Copy out the entries from the first line through the line containing "- tabs-row-1: Inverse", swapping "Materials and Colors" for "Materials and Maps" and keeping everything else the same.

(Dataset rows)

****************************************

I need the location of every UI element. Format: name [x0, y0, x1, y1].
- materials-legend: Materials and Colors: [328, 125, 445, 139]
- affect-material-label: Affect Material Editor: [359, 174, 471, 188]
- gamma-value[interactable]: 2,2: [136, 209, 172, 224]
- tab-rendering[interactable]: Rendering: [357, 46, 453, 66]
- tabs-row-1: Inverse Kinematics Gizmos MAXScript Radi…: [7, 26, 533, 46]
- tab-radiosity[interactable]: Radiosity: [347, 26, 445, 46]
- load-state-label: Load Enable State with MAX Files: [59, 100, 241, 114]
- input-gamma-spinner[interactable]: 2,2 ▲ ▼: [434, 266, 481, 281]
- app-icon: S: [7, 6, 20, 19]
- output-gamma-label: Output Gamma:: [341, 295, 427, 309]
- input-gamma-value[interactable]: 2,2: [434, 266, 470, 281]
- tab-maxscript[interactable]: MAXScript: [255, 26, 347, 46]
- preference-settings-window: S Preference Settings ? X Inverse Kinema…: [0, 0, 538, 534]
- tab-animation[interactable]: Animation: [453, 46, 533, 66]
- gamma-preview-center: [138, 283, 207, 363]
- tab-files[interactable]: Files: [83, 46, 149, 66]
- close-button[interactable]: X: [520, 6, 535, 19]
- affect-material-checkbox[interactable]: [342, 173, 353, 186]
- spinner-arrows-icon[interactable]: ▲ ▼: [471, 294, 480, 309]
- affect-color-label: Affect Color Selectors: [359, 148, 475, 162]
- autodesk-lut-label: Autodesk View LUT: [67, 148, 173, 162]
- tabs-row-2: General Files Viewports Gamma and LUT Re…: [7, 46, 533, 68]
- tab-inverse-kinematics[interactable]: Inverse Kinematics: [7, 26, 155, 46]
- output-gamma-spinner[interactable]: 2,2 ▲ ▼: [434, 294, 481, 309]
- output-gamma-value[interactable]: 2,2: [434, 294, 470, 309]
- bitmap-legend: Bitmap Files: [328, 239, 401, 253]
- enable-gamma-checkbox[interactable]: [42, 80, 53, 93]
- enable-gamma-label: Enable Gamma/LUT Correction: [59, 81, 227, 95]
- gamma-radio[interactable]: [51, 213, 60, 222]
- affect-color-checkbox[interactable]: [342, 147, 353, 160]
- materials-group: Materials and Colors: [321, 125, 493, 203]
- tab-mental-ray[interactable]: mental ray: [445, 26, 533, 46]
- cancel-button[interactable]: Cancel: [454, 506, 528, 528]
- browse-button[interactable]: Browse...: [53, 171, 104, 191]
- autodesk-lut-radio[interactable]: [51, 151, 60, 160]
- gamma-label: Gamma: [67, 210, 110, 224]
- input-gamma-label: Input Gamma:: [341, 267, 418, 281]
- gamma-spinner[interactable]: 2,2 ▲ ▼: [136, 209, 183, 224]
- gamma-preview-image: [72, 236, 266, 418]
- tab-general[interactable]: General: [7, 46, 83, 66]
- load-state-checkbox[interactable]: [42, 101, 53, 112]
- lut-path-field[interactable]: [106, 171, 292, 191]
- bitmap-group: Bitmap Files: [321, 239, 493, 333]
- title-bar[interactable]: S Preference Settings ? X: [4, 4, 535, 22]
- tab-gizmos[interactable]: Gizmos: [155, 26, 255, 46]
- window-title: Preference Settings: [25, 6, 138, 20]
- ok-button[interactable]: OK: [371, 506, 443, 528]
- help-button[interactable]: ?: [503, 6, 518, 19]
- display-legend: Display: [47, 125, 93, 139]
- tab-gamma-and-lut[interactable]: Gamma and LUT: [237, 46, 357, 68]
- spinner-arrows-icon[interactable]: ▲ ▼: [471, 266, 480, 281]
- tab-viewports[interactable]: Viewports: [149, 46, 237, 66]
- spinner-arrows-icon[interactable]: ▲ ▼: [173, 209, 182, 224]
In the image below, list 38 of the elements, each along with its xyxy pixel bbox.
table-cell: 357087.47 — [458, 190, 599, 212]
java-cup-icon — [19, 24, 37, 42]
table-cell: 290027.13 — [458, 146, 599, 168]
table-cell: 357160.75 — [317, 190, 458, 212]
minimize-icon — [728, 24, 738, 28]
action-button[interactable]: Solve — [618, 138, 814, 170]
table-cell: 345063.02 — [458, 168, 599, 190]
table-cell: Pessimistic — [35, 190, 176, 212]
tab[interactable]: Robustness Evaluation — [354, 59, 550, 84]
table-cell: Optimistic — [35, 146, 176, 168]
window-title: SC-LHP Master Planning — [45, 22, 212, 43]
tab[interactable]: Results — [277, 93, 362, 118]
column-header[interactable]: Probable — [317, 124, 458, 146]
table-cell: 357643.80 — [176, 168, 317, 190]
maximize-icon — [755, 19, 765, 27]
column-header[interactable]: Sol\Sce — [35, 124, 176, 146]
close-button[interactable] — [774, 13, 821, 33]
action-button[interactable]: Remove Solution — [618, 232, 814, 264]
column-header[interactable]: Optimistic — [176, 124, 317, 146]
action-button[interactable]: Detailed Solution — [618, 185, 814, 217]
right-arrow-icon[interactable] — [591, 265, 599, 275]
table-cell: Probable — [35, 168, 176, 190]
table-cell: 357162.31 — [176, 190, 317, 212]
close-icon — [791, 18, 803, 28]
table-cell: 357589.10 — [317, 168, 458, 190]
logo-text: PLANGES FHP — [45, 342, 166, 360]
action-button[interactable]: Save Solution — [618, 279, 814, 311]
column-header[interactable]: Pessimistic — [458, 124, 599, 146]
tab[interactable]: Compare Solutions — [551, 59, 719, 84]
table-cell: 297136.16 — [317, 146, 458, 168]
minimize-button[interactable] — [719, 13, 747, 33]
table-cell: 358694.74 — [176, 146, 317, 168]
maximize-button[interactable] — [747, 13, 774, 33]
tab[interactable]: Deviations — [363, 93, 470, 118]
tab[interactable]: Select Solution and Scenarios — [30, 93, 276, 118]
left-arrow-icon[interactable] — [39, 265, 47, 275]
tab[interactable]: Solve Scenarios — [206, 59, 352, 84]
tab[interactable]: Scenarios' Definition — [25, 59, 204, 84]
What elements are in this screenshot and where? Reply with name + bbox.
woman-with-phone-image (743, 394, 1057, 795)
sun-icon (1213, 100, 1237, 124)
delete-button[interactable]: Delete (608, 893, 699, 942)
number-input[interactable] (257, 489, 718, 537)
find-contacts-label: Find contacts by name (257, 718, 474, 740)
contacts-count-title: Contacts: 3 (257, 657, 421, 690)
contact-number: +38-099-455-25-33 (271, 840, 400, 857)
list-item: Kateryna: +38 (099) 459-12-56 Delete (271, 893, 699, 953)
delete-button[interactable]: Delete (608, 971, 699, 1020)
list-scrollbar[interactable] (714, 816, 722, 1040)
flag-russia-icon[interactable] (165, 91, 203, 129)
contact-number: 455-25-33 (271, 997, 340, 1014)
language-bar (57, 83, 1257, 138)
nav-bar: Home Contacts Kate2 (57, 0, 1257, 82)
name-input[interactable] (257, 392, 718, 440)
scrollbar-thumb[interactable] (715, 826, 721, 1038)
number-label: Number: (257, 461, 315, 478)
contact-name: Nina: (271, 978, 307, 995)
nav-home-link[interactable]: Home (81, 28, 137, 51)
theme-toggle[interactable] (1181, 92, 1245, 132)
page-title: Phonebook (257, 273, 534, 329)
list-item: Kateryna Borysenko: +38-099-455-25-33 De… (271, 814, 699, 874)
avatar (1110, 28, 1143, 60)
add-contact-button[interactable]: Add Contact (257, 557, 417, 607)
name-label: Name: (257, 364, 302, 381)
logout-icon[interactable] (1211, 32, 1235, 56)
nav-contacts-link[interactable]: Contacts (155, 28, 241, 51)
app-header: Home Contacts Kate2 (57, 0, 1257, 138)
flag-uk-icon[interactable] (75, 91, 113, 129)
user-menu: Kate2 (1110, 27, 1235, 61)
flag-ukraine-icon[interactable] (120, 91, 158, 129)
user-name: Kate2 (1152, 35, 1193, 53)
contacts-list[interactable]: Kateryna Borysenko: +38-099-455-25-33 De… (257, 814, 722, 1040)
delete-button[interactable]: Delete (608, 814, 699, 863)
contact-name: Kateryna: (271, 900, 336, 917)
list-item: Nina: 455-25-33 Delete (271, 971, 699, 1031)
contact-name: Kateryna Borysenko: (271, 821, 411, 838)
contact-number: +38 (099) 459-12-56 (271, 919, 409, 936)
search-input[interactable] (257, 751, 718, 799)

****************************************

Solution »
I need the location of every UI element. Format: name [x0, y0, x1, y1].
- materials-legend: Materials and Maps: [328, 125, 445, 139]
- affect-material-label: Affect Material Editor: [359, 174, 471, 188]
- gamma-value[interactable]: 2,2: [136, 209, 172, 224]
- tab-rendering[interactable]: Rendering: [357, 46, 453, 66]
- tabs-row-1: Inverse Kinematics Gizmos MAXScript Radi…: [7, 26, 533, 46]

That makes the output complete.